- Stated problem
How many lines in the records below hold the string "JSON"? Please answer with the number and nothing more.

- Task data
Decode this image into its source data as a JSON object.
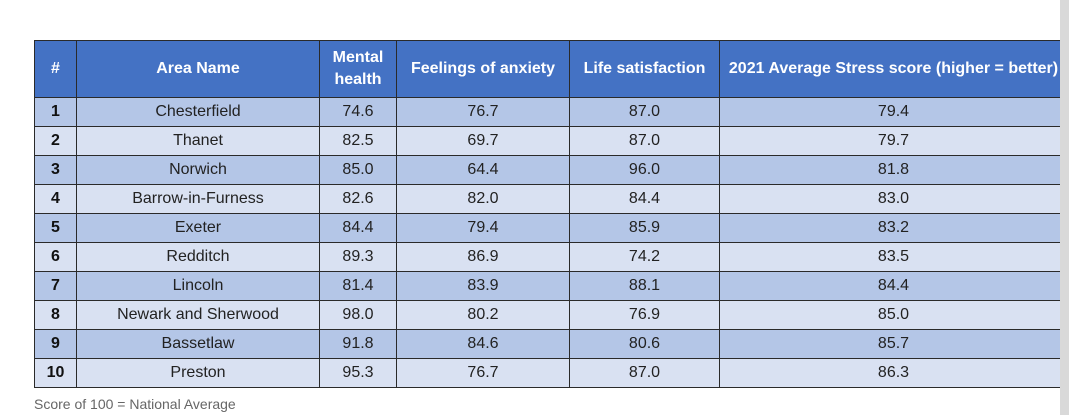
{
  "table": {
    "headers": [
      "#",
      "Area Name",
      "Mental health",
      "Feelings of anxiety",
      "Life satisfaction",
      "2021 Average Stress score (higher = better)"
    ],
    "rows": [
      [
        "1",
        "Chesterfield",
        "74.6",
        "76.7",
        "87.0",
        "79.4"
      ],
      [
        "2",
        "Thanet",
        "82.5",
        "69.7",
        "87.0",
        "79.7"
      ],
      [
        "3",
        "Norwich",
        "85.0",
        "64.4",
        "96.0",
        "81.8"
      ],
      [
        "4",
        "Barrow-in-Furness",
        "82.6",
        "82.0",
        "84.4",
        "83.0"
      ],
      [
        "5",
        "Exeter",
        "84.4",
        "79.4",
        "85.9",
        "83.2"
      ],
      [
        "6",
        "Redditch",
        "89.3",
        "86.9",
        "74.2",
        "83.5"
      ],
      [
        "7",
        "Lincoln",
        "81.4",
        "83.9",
        "88.1",
        "84.4"
      ],
      [
        "8",
        "Newark and Sherwood",
        "98.0",
        "80.2",
        "76.9",
        "85.0"
      ],
      [
        "9",
        "Bassetlaw",
        "91.8",
        "84.6",
        "80.6",
        "85.7"
      ],
      [
        "10",
        "Preston",
        "95.3",
        "76.7",
        "87.0",
        "86.3"
      ]
    ]
  },
  "footnote": "Score of 100 = National Average",
  "colors": {
    "header_bg": "#4472c4",
    "row_odd": "#b4c6e7",
    "row_even": "#d9e1f2"
  }
}
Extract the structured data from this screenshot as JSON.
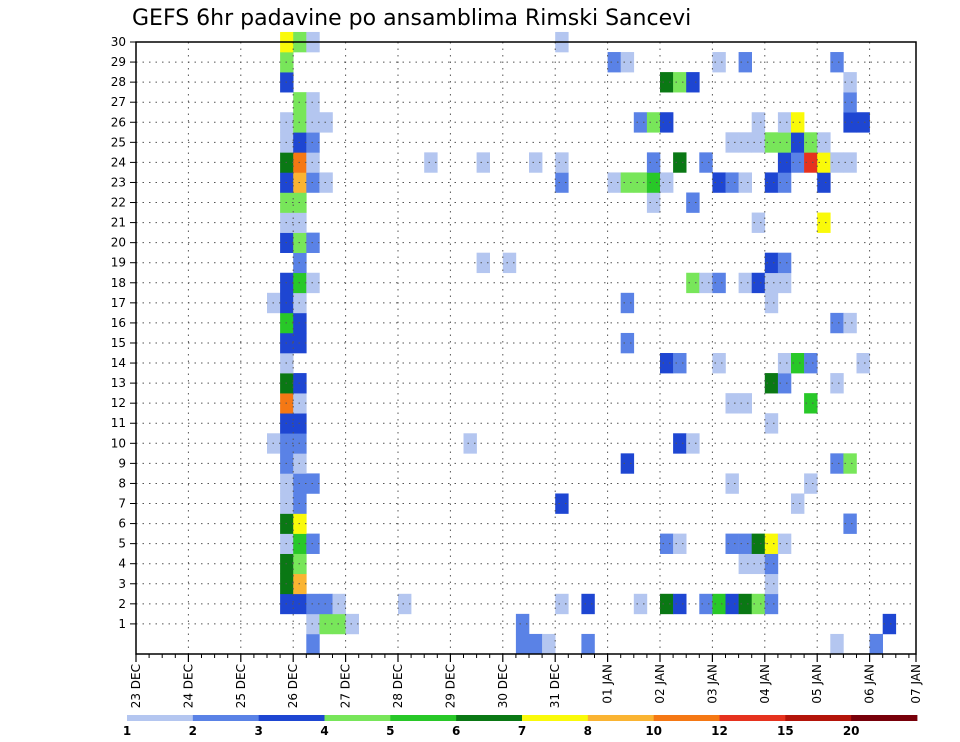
{
  "chart_data": {
    "type": "heatmap",
    "title": "GEFS 6hr padavine po ansamblima Rimski Sancevi",
    "xlabel": "",
    "ylabel": "",
    "x_tick_labels": [
      "23 DEC",
      "24 DEC",
      "25 DEC",
      "26 DEC",
      "27 DEC",
      "28 DEC",
      "29 DEC",
      "30 DEC",
      "31 DEC",
      "01 JAN",
      "02 JAN",
      "03 JAN",
      "04 JAN",
      "05 JAN",
      "06 JAN",
      "07 JAN"
    ],
    "y_tick_labels": [
      "1",
      "2",
      "3",
      "4",
      "5",
      "6",
      "7",
      "8",
      "9",
      "10",
      "11",
      "12",
      "13",
      "14",
      "15",
      "16",
      "17",
      "18",
      "19",
      "20",
      "21",
      "22",
      "23",
      "24",
      "25",
      "26",
      "27",
      "28",
      "29",
      "30"
    ],
    "x_step_hours": 6,
    "grid": true,
    "legend": {
      "placement": "bottom",
      "levels": [
        "1",
        "2",
        "3",
        "4",
        "5",
        "6",
        "7",
        "8",
        "10",
        "12",
        "15",
        "20"
      ],
      "colors": [
        "#b4c6f0",
        "#5a82e6",
        "#1e46d2",
        "#78e65a",
        "#28c828",
        "#0a7814",
        "#fafa0a",
        "#fab432",
        "#f57814",
        "#e6321e",
        "#b4140a",
        "#78000a"
      ]
    },
    "cells": [
      [
        0,
        13,
        1
      ],
      [
        0,
        29,
        1
      ],
      [
        0,
        30,
        1
      ],
      [
        0,
        31,
        0
      ],
      [
        0,
        34,
        1
      ],
      [
        0,
        53,
        0
      ],
      [
        0,
        56,
        1
      ],
      [
        1,
        13,
        0
      ],
      [
        1,
        14,
        3
      ],
      [
        1,
        15,
        3
      ],
      [
        1,
        16,
        0
      ],
      [
        1,
        29,
        1
      ],
      [
        1,
        57,
        2
      ],
      [
        2,
        11,
        2
      ],
      [
        2,
        12,
        2
      ],
      [
        2,
        13,
        1
      ],
      [
        2,
        14,
        1
      ],
      [
        2,
        15,
        0
      ],
      [
        2,
        20,
        0
      ],
      [
        2,
        32,
        0
      ],
      [
        2,
        34,
        2
      ],
      [
        2,
        38,
        0
      ],
      [
        2,
        40,
        5
      ],
      [
        2,
        41,
        2
      ],
      [
        2,
        43,
        1
      ],
      [
        2,
        44,
        4
      ],
      [
        2,
        45,
        2
      ],
      [
        2,
        46,
        5
      ],
      [
        2,
        47,
        3
      ],
      [
        2,
        48,
        1
      ],
      [
        3,
        11,
        5
      ],
      [
        3,
        12,
        7
      ],
      [
        3,
        48,
        0
      ],
      [
        4,
        11,
        5
      ],
      [
        4,
        12,
        3
      ],
      [
        4,
        46,
        0
      ],
      [
        4,
        47,
        0
      ],
      [
        4,
        48,
        1
      ],
      [
        5,
        11,
        0
      ],
      [
        5,
        12,
        4
      ],
      [
        5,
        13,
        1
      ],
      [
        5,
        40,
        1
      ],
      [
        5,
        41,
        0
      ],
      [
        5,
        45,
        1
      ],
      [
        5,
        46,
        1
      ],
      [
        5,
        47,
        5
      ],
      [
        5,
        48,
        6
      ],
      [
        5,
        49,
        0
      ],
      [
        6,
        11,
        5
      ],
      [
        6,
        12,
        6
      ],
      [
        6,
        54,
        1
      ],
      [
        7,
        11,
        0
      ],
      [
        7,
        12,
        1
      ],
      [
        7,
        32,
        2
      ],
      [
        7,
        50,
        0
      ],
      [
        8,
        11,
        0
      ],
      [
        8,
        12,
        1
      ],
      [
        8,
        13,
        1
      ],
      [
        8,
        45,
        0
      ],
      [
        8,
        51,
        0
      ],
      [
        9,
        11,
        1
      ],
      [
        9,
        12,
        0
      ],
      [
        9,
        37,
        2
      ],
      [
        9,
        53,
        1
      ],
      [
        9,
        54,
        3
      ],
      [
        10,
        10,
        0
      ],
      [
        10,
        11,
        1
      ],
      [
        10,
        12,
        1
      ],
      [
        10,
        25,
        0
      ],
      [
        10,
        41,
        2
      ],
      [
        10,
        42,
        0
      ],
      [
        11,
        11,
        2
      ],
      [
        11,
        12,
        2
      ],
      [
        11,
        48,
        0
      ],
      [
        12,
        11,
        8
      ],
      [
        12,
        12,
        0
      ],
      [
        12,
        45,
        0
      ],
      [
        12,
        46,
        0
      ],
      [
        12,
        51,
        4
      ],
      [
        13,
        11,
        5
      ],
      [
        13,
        12,
        2
      ],
      [
        13,
        48,
        5
      ],
      [
        13,
        49,
        1
      ],
      [
        13,
        53,
        0
      ],
      [
        14,
        11,
        0
      ],
      [
        14,
        40,
        2
      ],
      [
        14,
        41,
        1
      ],
      [
        14,
        44,
        0
      ],
      [
        14,
        49,
        0
      ],
      [
        14,
        50,
        4
      ],
      [
        14,
        51,
        1
      ],
      [
        14,
        55,
        0
      ],
      [
        15,
        11,
        2
      ],
      [
        15,
        12,
        2
      ],
      [
        15,
        37,
        1
      ],
      [
        16,
        11,
        4
      ],
      [
        16,
        12,
        2
      ],
      [
        16,
        53,
        1
      ],
      [
        16,
        54,
        0
      ],
      [
        17,
        10,
        0
      ],
      [
        17,
        11,
        2
      ],
      [
        17,
        12,
        0
      ],
      [
        17,
        37,
        1
      ],
      [
        17,
        48,
        0
      ],
      [
        18,
        11,
        2
      ],
      [
        18,
        12,
        4
      ],
      [
        18,
        13,
        0
      ],
      [
        18,
        42,
        3
      ],
      [
        18,
        43,
        0
      ],
      [
        18,
        44,
        1
      ],
      [
        18,
        46,
        0
      ],
      [
        18,
        47,
        2
      ],
      [
        18,
        48,
        0
      ],
      [
        18,
        49,
        0
      ],
      [
        19,
        12,
        1
      ],
      [
        19,
        26,
        0
      ],
      [
        19,
        28,
        0
      ],
      [
        19,
        48,
        2
      ],
      [
        19,
        49,
        1
      ],
      [
        20,
        11,
        2
      ],
      [
        20,
        12,
        3
      ],
      [
        20,
        13,
        1
      ],
      [
        21,
        11,
        0
      ],
      [
        21,
        12,
        0
      ],
      [
        21,
        47,
        0
      ],
      [
        21,
        52,
        6
      ],
      [
        22,
        11,
        3
      ],
      [
        22,
        12,
        3
      ],
      [
        22,
        39,
        0
      ],
      [
        22,
        42,
        1
      ],
      [
        23,
        11,
        2
      ],
      [
        23,
        12,
        7
      ],
      [
        23,
        13,
        1
      ],
      [
        23,
        14,
        0
      ],
      [
        23,
        32,
        1
      ],
      [
        23,
        36,
        0
      ],
      [
        23,
        37,
        3
      ],
      [
        23,
        38,
        3
      ],
      [
        23,
        39,
        4
      ],
      [
        23,
        40,
        0
      ],
      [
        23,
        44,
        2
      ],
      [
        23,
        45,
        1
      ],
      [
        23,
        46,
        0
      ],
      [
        23,
        48,
        2
      ],
      [
        23,
        49,
        1
      ],
      [
        23,
        52,
        2
      ],
      [
        24,
        11,
        5
      ],
      [
        24,
        12,
        8
      ],
      [
        24,
        13,
        0
      ],
      [
        24,
        22,
        0
      ],
      [
        24,
        26,
        0
      ],
      [
        24,
        30,
        0
      ],
      [
        24,
        32,
        0
      ],
      [
        24,
        39,
        1
      ],
      [
        24,
        41,
        5
      ],
      [
        24,
        43,
        1
      ],
      [
        24,
        49,
        2
      ],
      [
        24,
        50,
        1
      ],
      [
        24,
        51,
        9
      ],
      [
        24,
        52,
        6
      ],
      [
        24,
        53,
        0
      ],
      [
        24,
        54,
        0
      ],
      [
        25,
        11,
        0
      ],
      [
        25,
        12,
        2
      ],
      [
        25,
        13,
        1
      ],
      [
        25,
        45,
        0
      ],
      [
        25,
        46,
        0
      ],
      [
        25,
        47,
        0
      ],
      [
        25,
        48,
        3
      ],
      [
        25,
        49,
        3
      ],
      [
        25,
        50,
        2
      ],
      [
        25,
        51,
        3
      ],
      [
        25,
        52,
        0
      ],
      [
        26,
        11,
        0
      ],
      [
        26,
        12,
        3
      ],
      [
        26,
        13,
        0
      ],
      [
        26,
        14,
        0
      ],
      [
        26,
        38,
        1
      ],
      [
        26,
        39,
        3
      ],
      [
        26,
        40,
        2
      ],
      [
        26,
        47,
        0
      ],
      [
        26,
        49,
        0
      ],
      [
        26,
        50,
        6
      ],
      [
        26,
        54,
        2
      ],
      [
        26,
        55,
        2
      ],
      [
        27,
        12,
        3
      ],
      [
        27,
        13,
        0
      ],
      [
        27,
        54,
        1
      ],
      [
        28,
        11,
        2
      ],
      [
        28,
        40,
        5
      ],
      [
        28,
        41,
        3
      ],
      [
        28,
        42,
        2
      ],
      [
        28,
        54,
        0
      ],
      [
        29,
        11,
        3
      ],
      [
        29,
        36,
        1
      ],
      [
        29,
        37,
        0
      ],
      [
        29,
        44,
        0
      ],
      [
        29,
        46,
        1
      ],
      [
        29,
        53,
        1
      ],
      [
        30,
        11,
        6
      ],
      [
        30,
        12,
        3
      ],
      [
        30,
        13,
        0
      ],
      [
        30,
        32,
        0
      ]
    ]
  }
}
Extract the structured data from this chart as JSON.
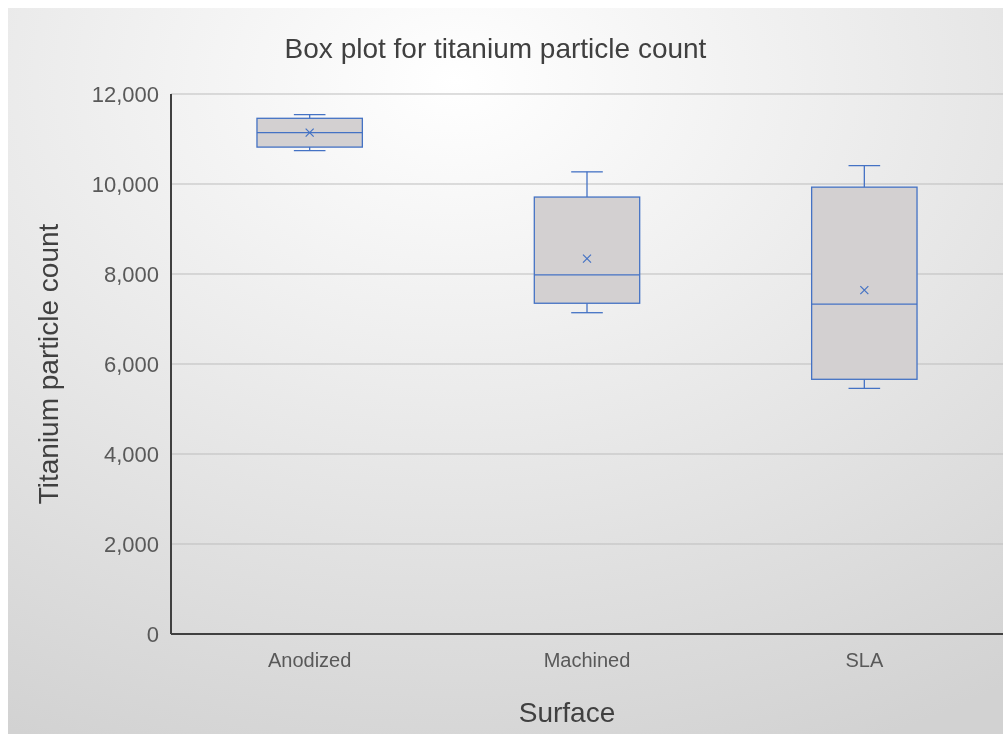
{
  "chart_data": {
    "type": "box",
    "title": "Box plot for titanium particle count",
    "xlabel": "Surface",
    "ylabel": "Titanium particle count",
    "categories": [
      "Anodized",
      "Machined",
      "SLA"
    ],
    "boxes": [
      {
        "low": 10740,
        "q1": 10820,
        "median": 11140,
        "q3": 11460,
        "high": 11540,
        "mean": 11140
      },
      {
        "low": 7140,
        "q1": 7350,
        "median": 7980,
        "q3": 9710,
        "high": 10270,
        "mean": 8340
      },
      {
        "low": 5460,
        "q1": 5660,
        "median": 7330,
        "q3": 9930,
        "high": 10410,
        "mean": 7640
      }
    ],
    "color": "#4472c4",
    "ylim": [
      0,
      12000
    ],
    "yticks": [
      {
        "value": 0,
        "label": "0"
      },
      {
        "value": 2000,
        "label": "2,000"
      },
      {
        "value": 4000,
        "label": "4,000"
      },
      {
        "value": 6000,
        "label": "6,000"
      },
      {
        "value": 8000,
        "label": "8,000"
      },
      {
        "value": 10000,
        "label": "10,000"
      },
      {
        "value": 12000,
        "label": "12,000"
      }
    ],
    "grid": "y"
  }
}
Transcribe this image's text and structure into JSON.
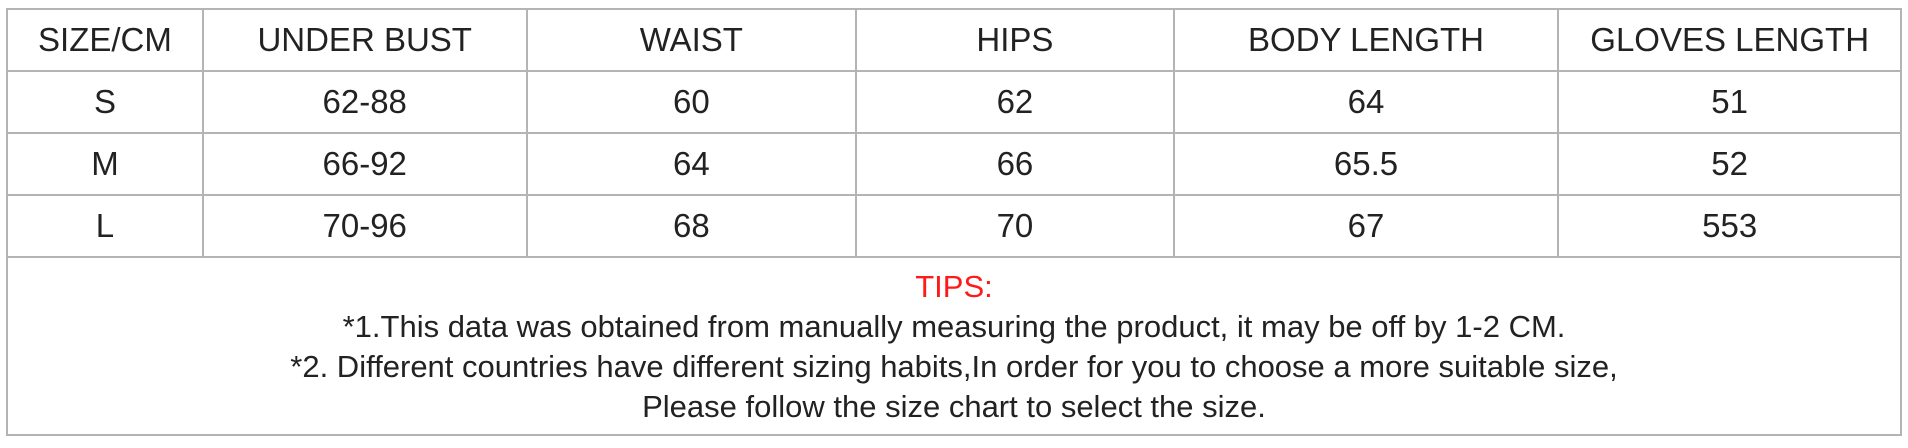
{
  "table": {
    "headers": [
      "SIZE/CM",
      "UNDER BUST",
      "WAIST",
      "HIPS",
      "BODY LENGTH",
      "GLOVES LENGTH"
    ],
    "rows": [
      [
        "S",
        "62-88",
        "60",
        "62",
        "64",
        "51"
      ],
      [
        "M",
        "66-92",
        "64",
        "66",
        "65.5",
        "52"
      ],
      [
        "L",
        "70-96",
        "68",
        "70",
        "67",
        "553"
      ]
    ]
  },
  "tips": {
    "title": "TIPS:",
    "lines": [
      "*1.This data was obtained from manually measuring the product, it may be off by 1-2 CM.",
      "*2. Different countries have different sizing habits,In order for you to choose a more suitable size,",
      "Please follow the size chart to select the size."
    ],
    "title_color": "#ff1a1a"
  }
}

- Exercise answer
4